> **TASK OBJECTIVE**
Where a line of the material contains the string "cuales", copy that line.

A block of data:
════

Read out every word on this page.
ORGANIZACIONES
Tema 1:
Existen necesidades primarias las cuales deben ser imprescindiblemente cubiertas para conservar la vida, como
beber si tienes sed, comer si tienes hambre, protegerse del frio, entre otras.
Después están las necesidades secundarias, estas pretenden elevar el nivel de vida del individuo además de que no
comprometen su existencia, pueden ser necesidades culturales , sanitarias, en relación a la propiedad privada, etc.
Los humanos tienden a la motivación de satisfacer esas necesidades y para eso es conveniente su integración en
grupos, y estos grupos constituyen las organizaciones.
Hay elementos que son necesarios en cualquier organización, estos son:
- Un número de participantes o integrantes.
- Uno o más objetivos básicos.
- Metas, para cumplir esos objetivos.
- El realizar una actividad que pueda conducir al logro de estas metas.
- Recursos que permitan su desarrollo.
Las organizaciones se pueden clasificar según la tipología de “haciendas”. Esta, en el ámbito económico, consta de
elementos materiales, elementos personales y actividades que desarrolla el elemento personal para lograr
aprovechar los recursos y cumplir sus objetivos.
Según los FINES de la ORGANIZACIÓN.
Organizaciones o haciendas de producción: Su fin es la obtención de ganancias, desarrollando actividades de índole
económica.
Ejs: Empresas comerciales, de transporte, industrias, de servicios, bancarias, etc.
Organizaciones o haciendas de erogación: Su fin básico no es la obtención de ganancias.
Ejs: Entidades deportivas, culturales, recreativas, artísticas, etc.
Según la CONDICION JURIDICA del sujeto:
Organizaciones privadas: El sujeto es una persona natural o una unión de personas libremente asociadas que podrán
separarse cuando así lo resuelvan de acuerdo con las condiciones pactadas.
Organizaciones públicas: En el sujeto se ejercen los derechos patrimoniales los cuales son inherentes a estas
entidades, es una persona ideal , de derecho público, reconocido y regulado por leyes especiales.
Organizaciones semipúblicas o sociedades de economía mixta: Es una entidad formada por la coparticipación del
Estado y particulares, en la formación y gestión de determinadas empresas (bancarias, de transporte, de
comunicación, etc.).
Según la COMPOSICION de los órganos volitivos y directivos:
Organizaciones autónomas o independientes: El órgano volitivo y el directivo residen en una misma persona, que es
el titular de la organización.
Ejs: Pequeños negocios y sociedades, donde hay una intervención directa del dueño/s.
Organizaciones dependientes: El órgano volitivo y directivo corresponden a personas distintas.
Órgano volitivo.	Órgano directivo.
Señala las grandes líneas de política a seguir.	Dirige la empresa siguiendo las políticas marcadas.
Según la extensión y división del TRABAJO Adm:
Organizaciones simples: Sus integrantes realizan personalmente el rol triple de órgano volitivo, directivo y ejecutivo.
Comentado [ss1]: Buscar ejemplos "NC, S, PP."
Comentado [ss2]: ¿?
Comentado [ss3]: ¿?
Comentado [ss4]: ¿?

════

> **RESULT**
Existen necesidades primarias las cuales deben ser imprescindiblemente cubiertas para conservar la vida, como
Organizaciones públicas: En el sujeto se ejercen los derechos patrimoniales los cuales son inherentes a estas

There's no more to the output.